▸ **Passage**:
--*--
Gen. 6:18 but I will confirm my covenant with you. You will enter the ark–you, your sons, your wife, and your sons’ wives with you.
Gen. 6:19 You must bring into the ark two of every kind of living creature from all flesh, male and female, to keep them alive with you.
Gen. 6:20 Of the birds after their kinds, and of the cattle after their kinds, and of every creeping thing of the ground after its kind, two of every kind will come to you so you can keep them alive.
Gen. 6:21 And you must take for yourself every kind of food that is eaten, and gather it together. It will be food for you and for them.
Gen. 6:22 ¶ And Noah did all that God commanded him–he did indeed.
We show our distinction from the wicked by our work of restoration.

II. The Lord destroys the wicked and their world but saves a remnant through the obedience of one man, 7:1-24.
The Lord suspends his judgment of the wicked while he saves a remnant through the obedience of his sons and daughters.
a. The Lord ensures the deliverance of the righteous from judgment 1-9.
Gen. 7:1 ¶ The Lord said to Noah, “Come into the ark, you and all your household, for I consider you godly among this generation.
Gen. 7:2 You must take with you seven of every kind of clean animal, the male and its mate, two of every kind of unclean animal, the male and its mate,
Gen. 7:3 and also seven of every kind of bird in the sky, male and female, to preserve their offspring on the face of the earth.
Gen. 7:4 For in seven days I will cause it to rain on the earth for forty days and forty nights, and I will wipe from the face of the ground every living thing that I have made.”
Gen. 7:5 ¶ And Noah did all that the Lord commanded him.
--*--
▸ **Data**:
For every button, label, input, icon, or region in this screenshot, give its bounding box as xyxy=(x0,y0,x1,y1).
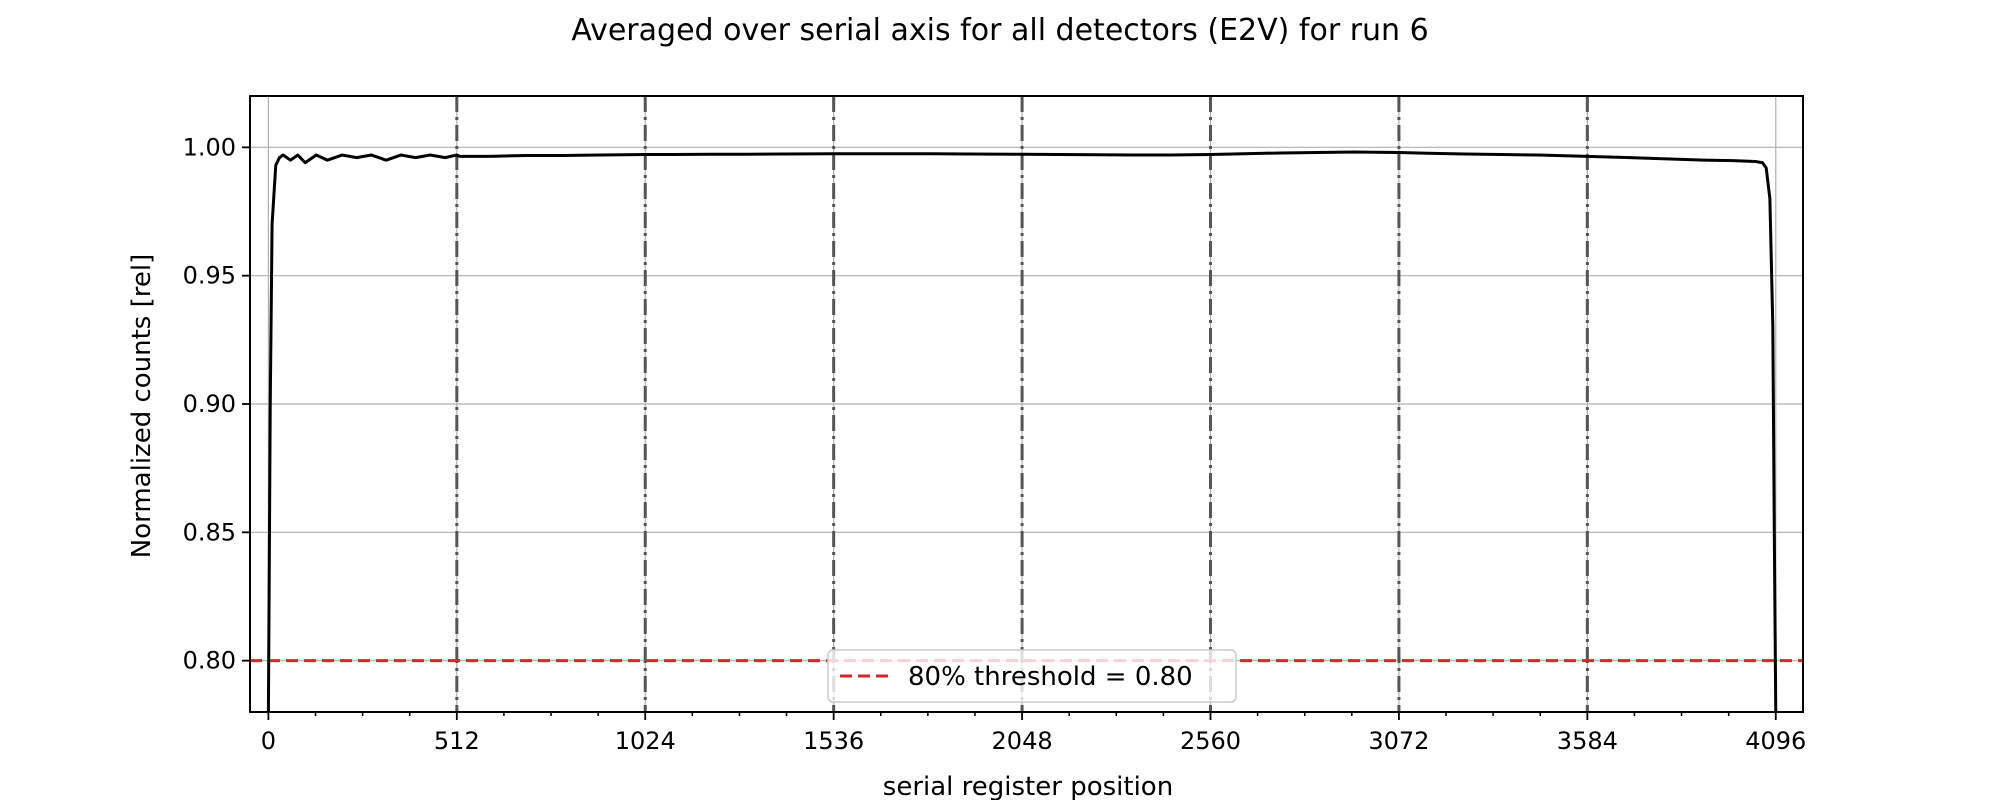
--*--
▸ **Objective**: From the passage about Noah and the ark, print word for word the part starting with "We show our" and going on through "one man, 7:1-24.".

▸ **Completed exercise**:
We show our distinction from the wicked by our work of restoration.

II. The Lord destroys the wicked and their world but saves a remnant through the obedience of one man, 7:1-24.